Par BAUBY Pierre, président de RAP (Reconstruire l’action publique), membre du Conseil scientifique d’Europa et Mihaela M. Similie (Popa) , chercheur
Dernière mise à jour : janvier 2017

1. Les origines

La politique agricole commune (PAC) a été l’une des premières politiques communes prévues par le traité de Rome de 1957 instituant la CEE, l’époque d’après-guerre étant marquée par des pénuries alimentaires dans plusieurs domaines et des déficits de la production agricole des Etats membres. Dans ce contexte, la PAC visait à assurer l’autosuffisance alimentaire, l’accroissement de la productivité, la sécurité des approvisionnements, des prix convenables pour le consommateur, une modernisation et une mécanisation actives, ainsi que le regroupement des exploitations jugées trop émiettées. A la fin des années 1950 l’agriculture occupait une place importante, quoique différente, dans l’économie des six pays fondateurs et dans l’emploi et l’inscription d’une politique agricole commune dans le traité CEE a été une condition de participation de la France au marché commun.

******************************

Travail à réaliser
1. Traduisez en anglais cette phrase du texte sur la politique agricole commune : « Dans ce contexte, la PAC visait à assurer l’autosuffisance alimentaire, l’accroissement de la productivité, la sécurité des approvisionnements, des prix convenables pour le consommateur, une modernisation et une mécanisation actives, ainsi que le regroupement des exploitations jugées trop émiettées. »
2. D’après le texte sur la politique agricole commune, qu’est-ce qui a été une condition de la participation de la France au marché commun ?
3. Poursuivez le texte sur la politique agricole commune à la suite de sa dernière phrase, celle qui se termine par « au marché commun ».
Les entrées ne servent pas ici.

******************************

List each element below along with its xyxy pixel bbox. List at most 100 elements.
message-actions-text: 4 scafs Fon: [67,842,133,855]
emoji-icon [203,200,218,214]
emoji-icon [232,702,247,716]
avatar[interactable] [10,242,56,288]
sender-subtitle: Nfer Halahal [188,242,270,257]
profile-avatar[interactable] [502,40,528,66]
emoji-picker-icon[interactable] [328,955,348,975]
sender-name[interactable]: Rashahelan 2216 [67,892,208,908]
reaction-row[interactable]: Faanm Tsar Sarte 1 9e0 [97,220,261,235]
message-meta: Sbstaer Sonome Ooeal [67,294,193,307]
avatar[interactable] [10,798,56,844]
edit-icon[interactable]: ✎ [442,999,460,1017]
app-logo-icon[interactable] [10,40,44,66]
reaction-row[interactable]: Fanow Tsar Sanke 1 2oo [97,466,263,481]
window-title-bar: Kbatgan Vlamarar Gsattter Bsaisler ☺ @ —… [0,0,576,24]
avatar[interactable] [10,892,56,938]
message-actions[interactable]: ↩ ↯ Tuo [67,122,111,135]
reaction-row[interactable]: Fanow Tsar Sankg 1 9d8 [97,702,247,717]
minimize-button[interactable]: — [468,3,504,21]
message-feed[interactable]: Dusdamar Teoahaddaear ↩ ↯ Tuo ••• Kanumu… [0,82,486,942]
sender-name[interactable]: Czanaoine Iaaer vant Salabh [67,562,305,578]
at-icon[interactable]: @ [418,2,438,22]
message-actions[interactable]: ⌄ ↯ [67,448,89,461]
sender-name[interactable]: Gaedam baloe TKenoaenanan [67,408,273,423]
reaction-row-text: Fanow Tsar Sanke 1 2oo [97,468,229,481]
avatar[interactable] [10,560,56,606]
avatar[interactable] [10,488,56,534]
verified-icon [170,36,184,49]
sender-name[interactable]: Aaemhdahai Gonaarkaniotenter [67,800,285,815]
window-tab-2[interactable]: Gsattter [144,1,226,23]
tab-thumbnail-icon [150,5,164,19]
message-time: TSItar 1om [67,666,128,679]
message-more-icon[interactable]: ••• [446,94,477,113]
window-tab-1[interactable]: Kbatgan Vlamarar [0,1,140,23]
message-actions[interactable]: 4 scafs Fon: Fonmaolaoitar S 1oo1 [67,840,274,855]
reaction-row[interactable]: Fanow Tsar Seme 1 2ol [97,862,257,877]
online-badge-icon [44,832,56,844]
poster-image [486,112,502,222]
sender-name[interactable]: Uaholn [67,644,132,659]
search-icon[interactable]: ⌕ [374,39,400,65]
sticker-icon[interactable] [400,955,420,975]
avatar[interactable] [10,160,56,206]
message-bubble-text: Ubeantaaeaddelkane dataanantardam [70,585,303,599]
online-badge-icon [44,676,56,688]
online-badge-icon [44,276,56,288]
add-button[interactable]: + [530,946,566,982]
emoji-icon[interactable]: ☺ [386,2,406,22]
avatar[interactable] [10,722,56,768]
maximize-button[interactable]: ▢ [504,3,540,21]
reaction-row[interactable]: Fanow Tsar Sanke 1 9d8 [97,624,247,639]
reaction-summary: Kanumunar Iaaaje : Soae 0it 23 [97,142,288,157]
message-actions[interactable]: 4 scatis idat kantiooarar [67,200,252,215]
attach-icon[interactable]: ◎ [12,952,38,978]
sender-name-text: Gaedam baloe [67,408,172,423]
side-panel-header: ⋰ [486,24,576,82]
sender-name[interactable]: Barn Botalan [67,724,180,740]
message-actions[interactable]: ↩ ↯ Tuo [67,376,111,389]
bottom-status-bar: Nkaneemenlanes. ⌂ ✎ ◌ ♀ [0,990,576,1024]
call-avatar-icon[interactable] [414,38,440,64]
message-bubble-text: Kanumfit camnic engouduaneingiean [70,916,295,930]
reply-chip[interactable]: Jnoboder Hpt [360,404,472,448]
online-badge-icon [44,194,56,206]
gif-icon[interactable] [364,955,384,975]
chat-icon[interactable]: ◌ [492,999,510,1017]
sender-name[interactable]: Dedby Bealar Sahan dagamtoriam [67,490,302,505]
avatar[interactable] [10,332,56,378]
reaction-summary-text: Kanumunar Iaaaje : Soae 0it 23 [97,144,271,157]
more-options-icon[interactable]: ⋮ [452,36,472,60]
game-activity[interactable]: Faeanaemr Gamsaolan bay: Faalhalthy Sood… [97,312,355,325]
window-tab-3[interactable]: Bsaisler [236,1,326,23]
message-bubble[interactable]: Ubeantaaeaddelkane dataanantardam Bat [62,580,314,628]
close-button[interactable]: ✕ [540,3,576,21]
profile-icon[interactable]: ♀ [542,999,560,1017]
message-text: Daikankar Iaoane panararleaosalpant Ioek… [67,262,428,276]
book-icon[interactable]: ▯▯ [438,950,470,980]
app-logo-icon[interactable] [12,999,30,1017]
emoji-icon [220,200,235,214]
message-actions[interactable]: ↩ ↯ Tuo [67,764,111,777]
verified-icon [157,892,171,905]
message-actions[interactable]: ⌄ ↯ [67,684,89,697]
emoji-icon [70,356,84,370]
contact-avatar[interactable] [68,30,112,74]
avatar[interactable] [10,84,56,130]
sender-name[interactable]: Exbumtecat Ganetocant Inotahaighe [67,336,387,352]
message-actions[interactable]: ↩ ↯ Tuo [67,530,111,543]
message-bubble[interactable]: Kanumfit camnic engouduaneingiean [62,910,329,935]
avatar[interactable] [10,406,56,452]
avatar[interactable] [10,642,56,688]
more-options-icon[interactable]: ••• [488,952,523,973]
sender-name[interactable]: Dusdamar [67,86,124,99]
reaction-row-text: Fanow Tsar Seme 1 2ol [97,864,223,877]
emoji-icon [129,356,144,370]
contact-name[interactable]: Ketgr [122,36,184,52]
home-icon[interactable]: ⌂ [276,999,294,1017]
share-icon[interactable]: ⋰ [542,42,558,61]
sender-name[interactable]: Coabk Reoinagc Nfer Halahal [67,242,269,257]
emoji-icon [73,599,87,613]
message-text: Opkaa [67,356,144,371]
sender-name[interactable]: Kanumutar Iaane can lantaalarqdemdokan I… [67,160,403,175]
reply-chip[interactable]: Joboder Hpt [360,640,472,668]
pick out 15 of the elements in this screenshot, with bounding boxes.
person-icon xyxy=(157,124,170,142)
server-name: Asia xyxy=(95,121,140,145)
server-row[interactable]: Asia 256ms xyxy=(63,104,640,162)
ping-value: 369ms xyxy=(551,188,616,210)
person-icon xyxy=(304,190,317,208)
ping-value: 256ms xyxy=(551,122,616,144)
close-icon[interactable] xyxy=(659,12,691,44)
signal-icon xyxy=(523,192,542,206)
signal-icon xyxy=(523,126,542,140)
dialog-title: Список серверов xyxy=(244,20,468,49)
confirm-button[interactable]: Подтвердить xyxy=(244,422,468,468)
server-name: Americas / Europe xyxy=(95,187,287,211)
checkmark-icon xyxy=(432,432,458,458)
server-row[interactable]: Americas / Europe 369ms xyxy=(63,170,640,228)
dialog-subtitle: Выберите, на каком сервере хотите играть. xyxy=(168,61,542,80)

******************************

Réponses par tâche
1. In this context, the CAP aimed to ensure food self-sufficiency, increased productivity, security of supplies, reasonable prices for consumers, active modernization and mechanization, and the consolidation of farms considered too fragmented.

2. L’inscription d’une politique agricole commune dans le traité CEE.

3.
Les premières propositions pour une politique agricole commune ont été adoptées en janvier 1962 et concernaient l’organisation de la libre circulation des denrées alimentaires, l’unification des prix agricoles sur l’ensemble des marchés de la Communauté et un système de solidarité financière entre les Etats membres pour assurer des subventions à la production des produits alimentaires de base.

Les divergences entre les Etats fondateurs quant au financement de cette politique ont été à l’origine de la première crise institutionnelle grave de la CEE qui a conduit à l’adoption du « compromis de Luxembourg » fin janvier 1966.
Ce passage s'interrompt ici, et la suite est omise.